Given task> Copy down every line where the string "Business" shows up.

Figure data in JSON
'''
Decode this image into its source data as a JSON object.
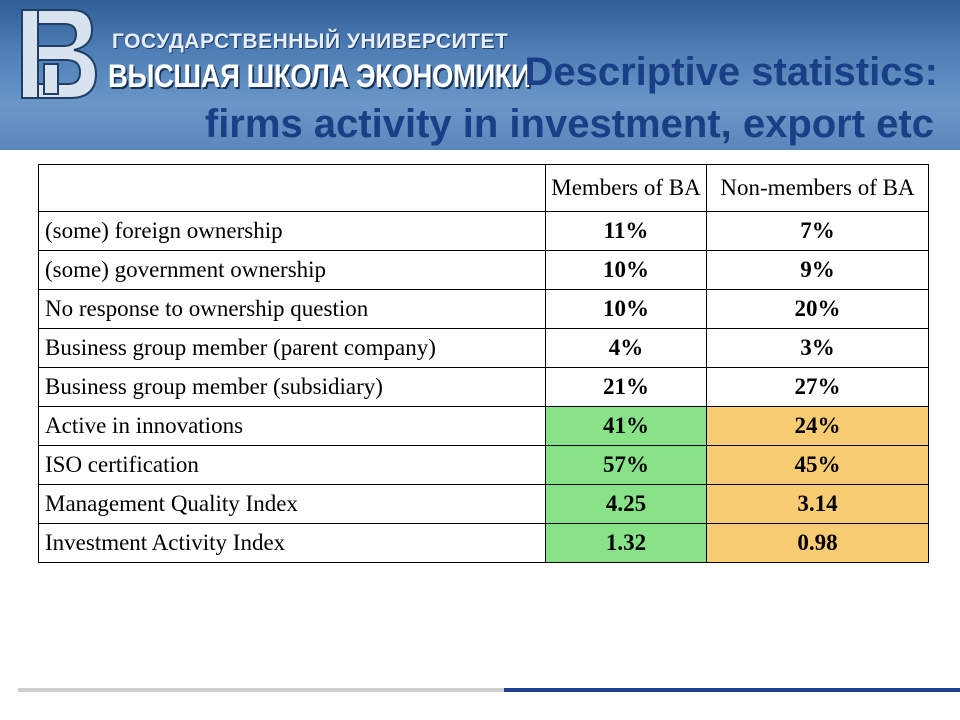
{
  "header": {
    "university_line1": "ГОСУДАРСТВЕННЫЙ УНИВЕРСИТЕТ",
    "university_line2": "ВЫСШАЯ ШКОЛА ЭКОНОМИКИ",
    "title_line1": "Descriptive statistics:",
    "title_line2": "firms activity in investment, export etc"
  },
  "table": {
    "headers": [
      "",
      "Members of BA",
      "Non-members of BA"
    ],
    "rows": [
      {
        "label": "(some)  foreign ownership",
        "members": "11%",
        "nonmembers": "7%"
      },
      {
        "label": "(some)  government ownership",
        "members": "10%",
        "nonmembers": "9%"
      },
      {
        "label": "No response to ownership question",
        "members": "10%",
        "nonmembers": "20%"
      },
      {
        "label": "Business group member (parent company)",
        "members": "4%",
        "nonmembers": "3%"
      },
      {
        "label": "Business group member (subsidiary)",
        "members": "21%",
        "nonmembers": "27%"
      },
      {
        "label": "Active in innovations",
        "members": "41%",
        "nonmembers": "24%"
      },
      {
        "label": "ISO certification",
        "members": "57%",
        "nonmembers": "45%"
      },
      {
        "label": "Management Quality Index",
        "members": "4.25",
        "nonmembers": "3.14"
      },
      {
        "label": "Investment Activity Index",
        "members": "1.32",
        "nonmembers": "0.98"
      }
    ]
  },
  "colors": {
    "highlight_members": "#88e288",
    "highlight_nonmembers": "#f8cc72",
    "title": "#1a3f86"
  },
  "icons": {
    "logo": "hse-logo-icon"
  }
}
'''
Complete output>
        "label": "Business group member (parent company)",
        "label": "Business group member (subsidiary)",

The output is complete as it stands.